**Task objective:** Tally the lines in the data that follows that include the word "name", and report nothing but the total.

**Dataset entries:**
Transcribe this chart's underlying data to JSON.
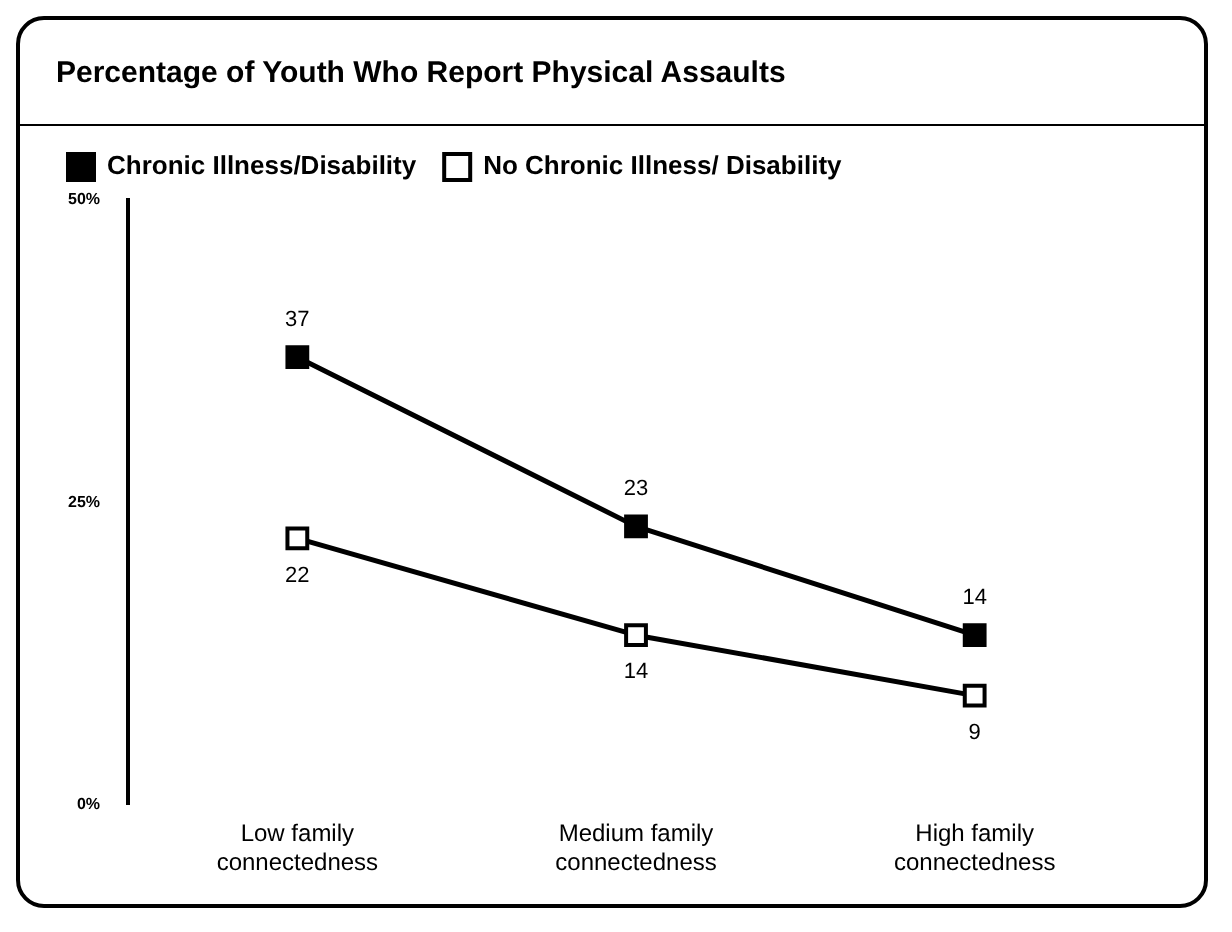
{
  "chart_data": {
    "type": "line",
    "title": "Percentage of Youth Who Report Physical Assaults",
    "categories": [
      "Low family connectedness",
      "Medium family connectedness",
      "High family connectedness"
    ],
    "series": [
      {
        "name": "Chronic Illness/Disability",
        "color": "#000000",
        "values": [
          37,
          23,
          14
        ]
      },
      {
        "name": "No Chronic Illness/ Disability",
        "color": "#000000",
        "values": [
          22,
          14,
          9
        ]
      }
    ],
    "ylim": [
      0,
      50
    ],
    "yticks": [
      {
        "value": 0,
        "label": "0%"
      },
      {
        "value": 25,
        "label": "25%"
      },
      {
        "value": 50,
        "label": "50%"
      }
    ],
    "grid": false,
    "legend": "top left",
    "marker": "square",
    "line_style": "solid",
    "data_labels": true
  }
}
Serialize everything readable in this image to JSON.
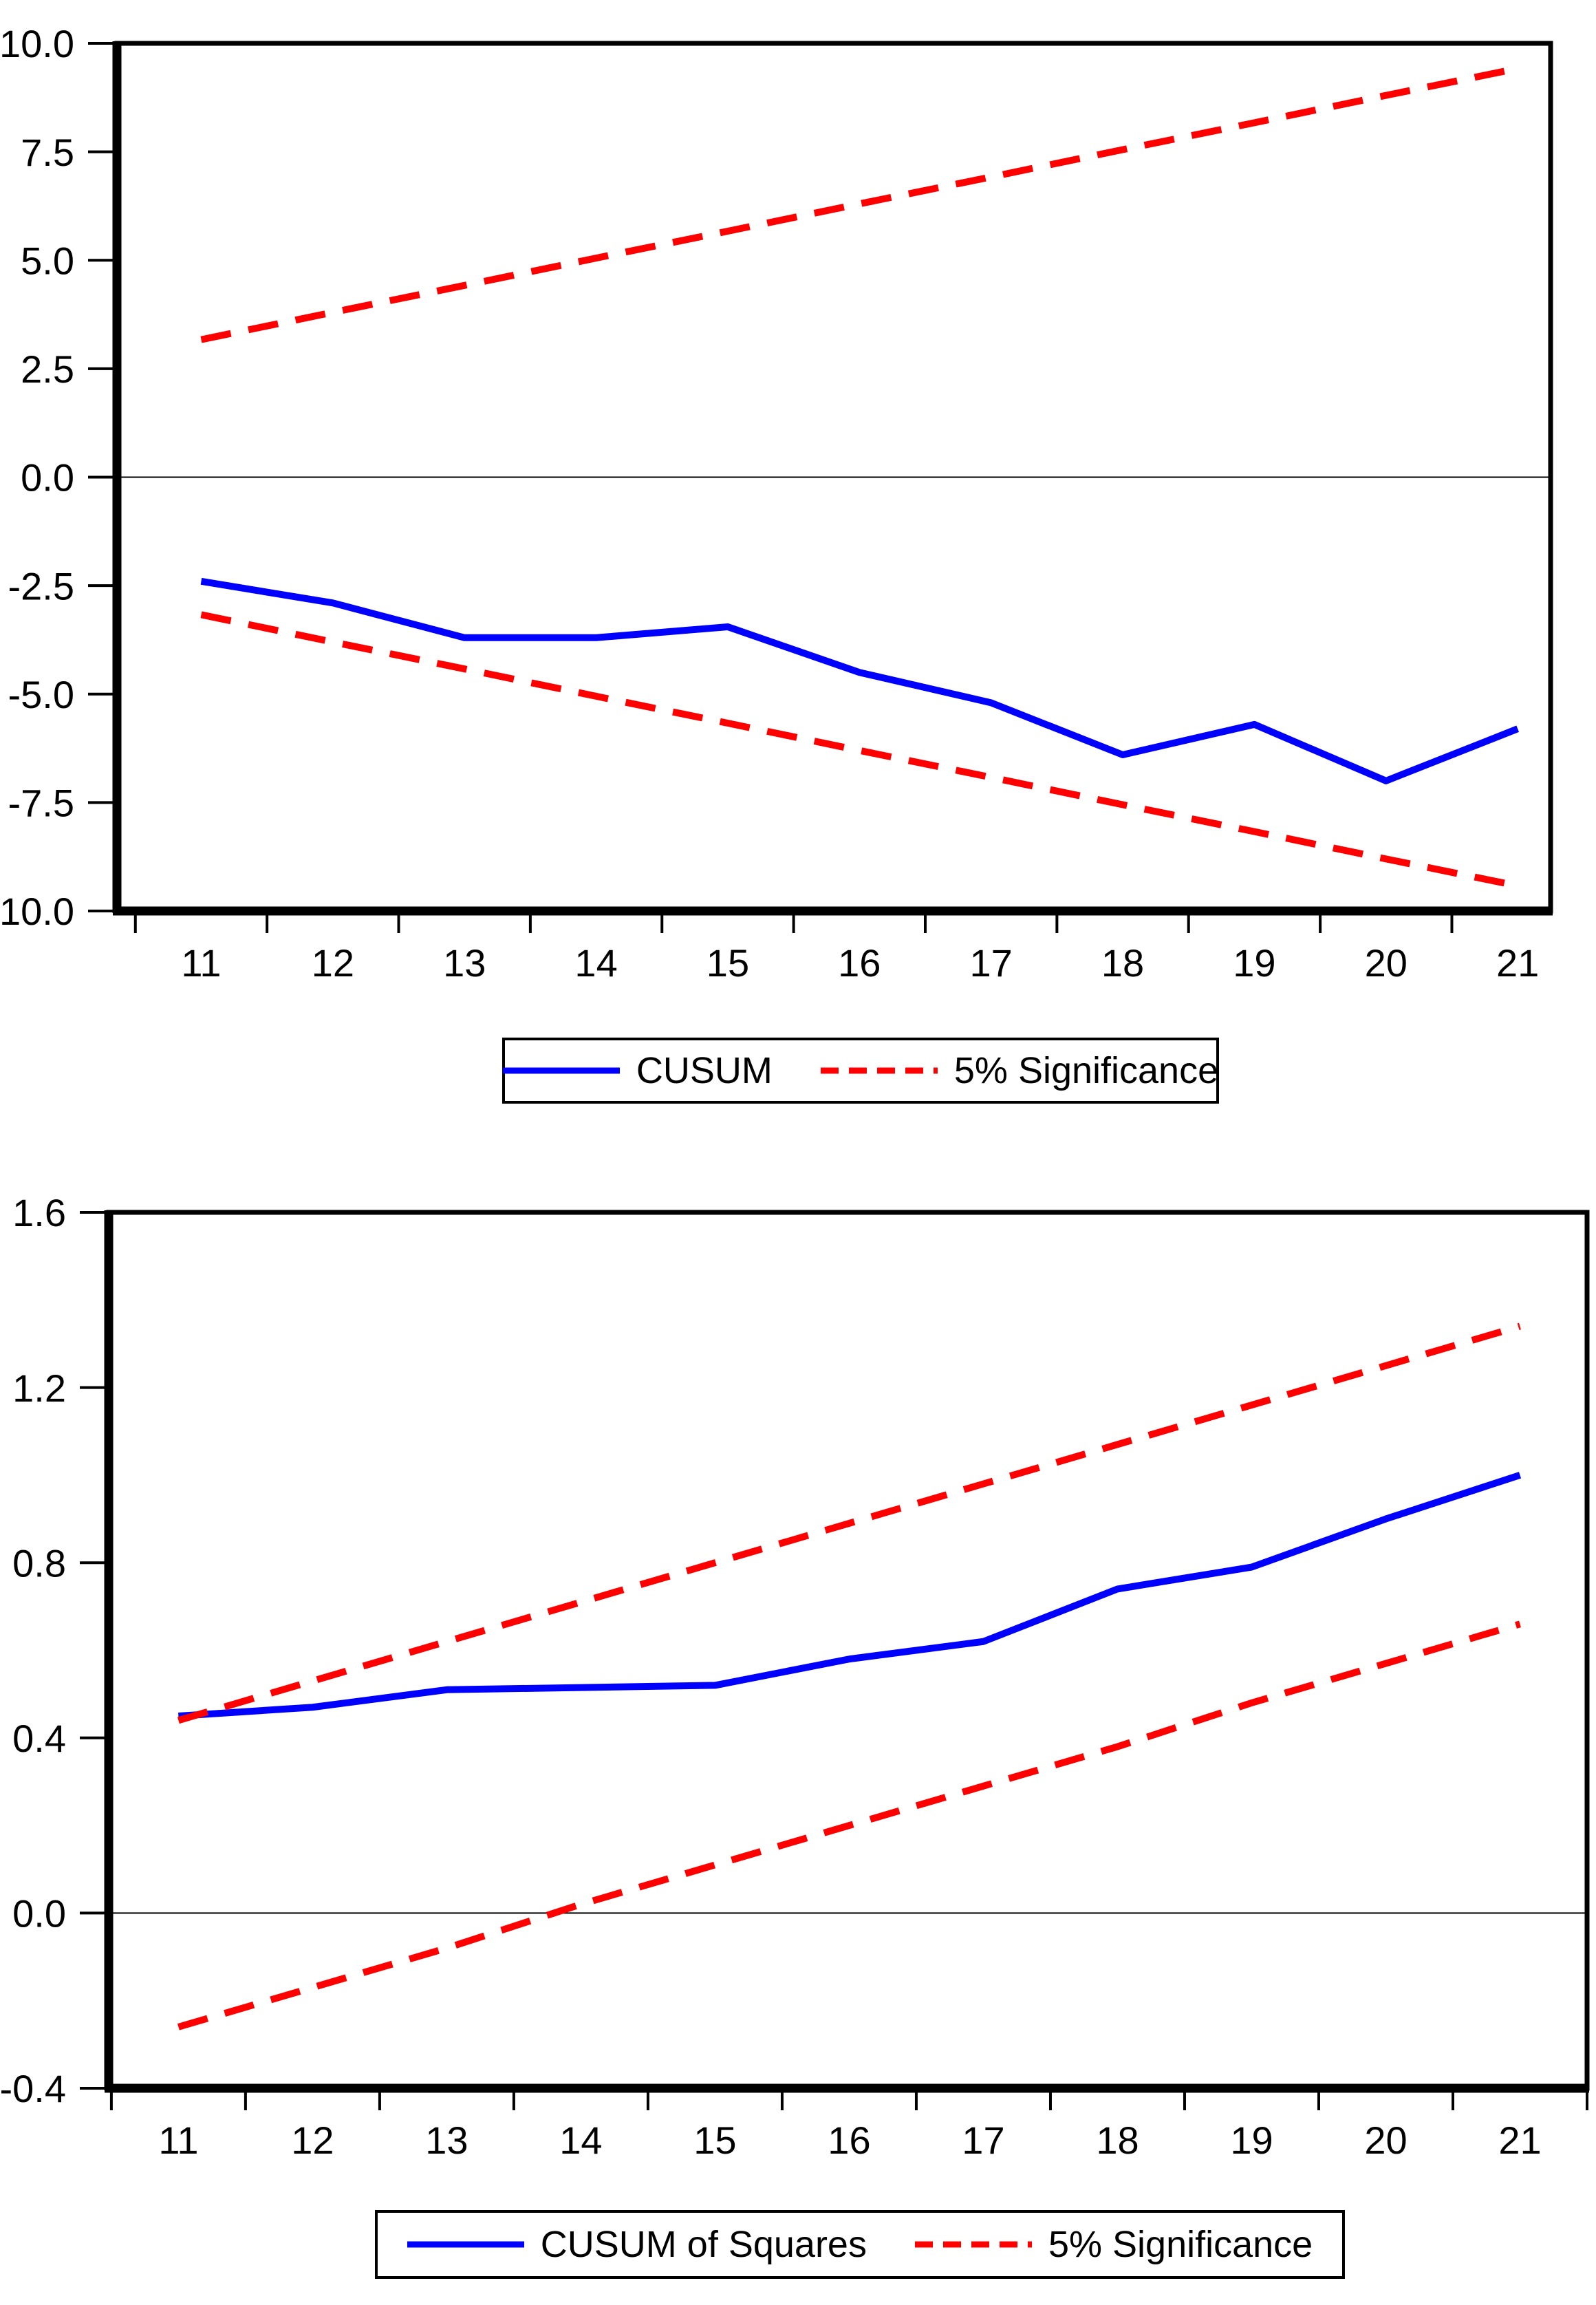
{
  "page": {
    "background": "#ffffff",
    "axis_color": "#000000",
    "cusum_color": "#0000FF",
    "significance_color": "#FF0000"
  },
  "chart_data": [
    {
      "type": "line",
      "title": "",
      "xlabel": "",
      "ylabel": "",
      "x": [
        11,
        12,
        13,
        14,
        15,
        16,
        17,
        18,
        19,
        20,
        21
      ],
      "xtick_labels": [
        "11",
        "12",
        "13",
        "14",
        "15",
        "16",
        "17",
        "18",
        "19",
        "20",
        "21"
      ],
      "ylim": [
        -10.0,
        10.0
      ],
      "yticks": [
        10.0,
        7.5,
        5.0,
        2.5,
        0.0,
        -2.5,
        -5.0,
        -7.5,
        -10.0
      ],
      "ytick_labels": [
        "10.0",
        "7.5",
        "5.0",
        "2.5",
        "0.0",
        "-2.5",
        "-5.0",
        "-7.5",
        "-10.0"
      ],
      "grid": false,
      "zero_line": true,
      "legend_position": "bottom",
      "legend": [
        "CUSUM",
        "5% Significance"
      ],
      "series": [
        {
          "name": "CUSUM",
          "color": "#0000FF",
          "style": "solid",
          "values": [
            -2.4,
            -2.9,
            -3.7,
            -3.7,
            -3.45,
            -4.5,
            -5.2,
            -6.4,
            -5.7,
            -7.0,
            -5.8
          ]
        },
        {
          "name": "5% Significance upper",
          "color": "#FF0000",
          "style": "dashed",
          "values": [
            3.17,
            3.8,
            4.42,
            5.05,
            5.67,
            6.3,
            6.92,
            7.55,
            8.17,
            8.8,
            9.42
          ]
        },
        {
          "name": "5% Significance lower",
          "color": "#FF0000",
          "style": "dashed",
          "values": [
            -3.17,
            -3.8,
            -4.42,
            -5.05,
            -5.67,
            -6.3,
            -6.92,
            -7.55,
            -8.17,
            -8.8,
            -9.42
          ]
        }
      ]
    },
    {
      "type": "line",
      "title": "",
      "xlabel": "",
      "ylabel": "",
      "x": [
        11,
        12,
        13,
        14,
        15,
        16,
        17,
        18,
        19,
        20,
        21
      ],
      "xtick_labels": [
        "11",
        "12",
        "13",
        "14",
        "15",
        "16",
        "17",
        "18",
        "19",
        "20",
        "21"
      ],
      "ylim": [
        -0.4,
        1.6
      ],
      "yticks": [
        1.6,
        1.2,
        0.8,
        0.4,
        0.0,
        -0.4
      ],
      "ytick_labels": [
        "1.6",
        "1.2",
        "0.8",
        "0.4",
        "0.0",
        "-0.4"
      ],
      "grid": false,
      "zero_line": true,
      "legend_position": "bottom",
      "legend": [
        "CUSUM of Squares",
        "5% Significance"
      ],
      "series": [
        {
          "name": "CUSUM of Squares",
          "color": "#0000FF",
          "style": "solid",
          "values": [
            0.45,
            0.47,
            0.51,
            0.515,
            0.52,
            0.58,
            0.62,
            0.74,
            0.79,
            0.9,
            1.0
          ]
        },
        {
          "name": "5% Significance upper",
          "color": "#FF0000",
          "style": "dashed",
          "values": [
            0.44,
            0.53,
            0.62,
            0.71,
            0.8,
            0.89,
            0.98,
            1.07,
            1.16,
            1.25,
            1.34
          ]
        },
        {
          "name": "5% Significance lower",
          "color": "#FF0000",
          "style": "dashed",
          "values": [
            -0.26,
            -0.17,
            -0.08,
            0.02,
            0.11,
            0.2,
            0.29,
            0.38,
            0.48,
            0.57,
            0.66
          ]
        }
      ]
    }
  ]
}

**Solution below:** 8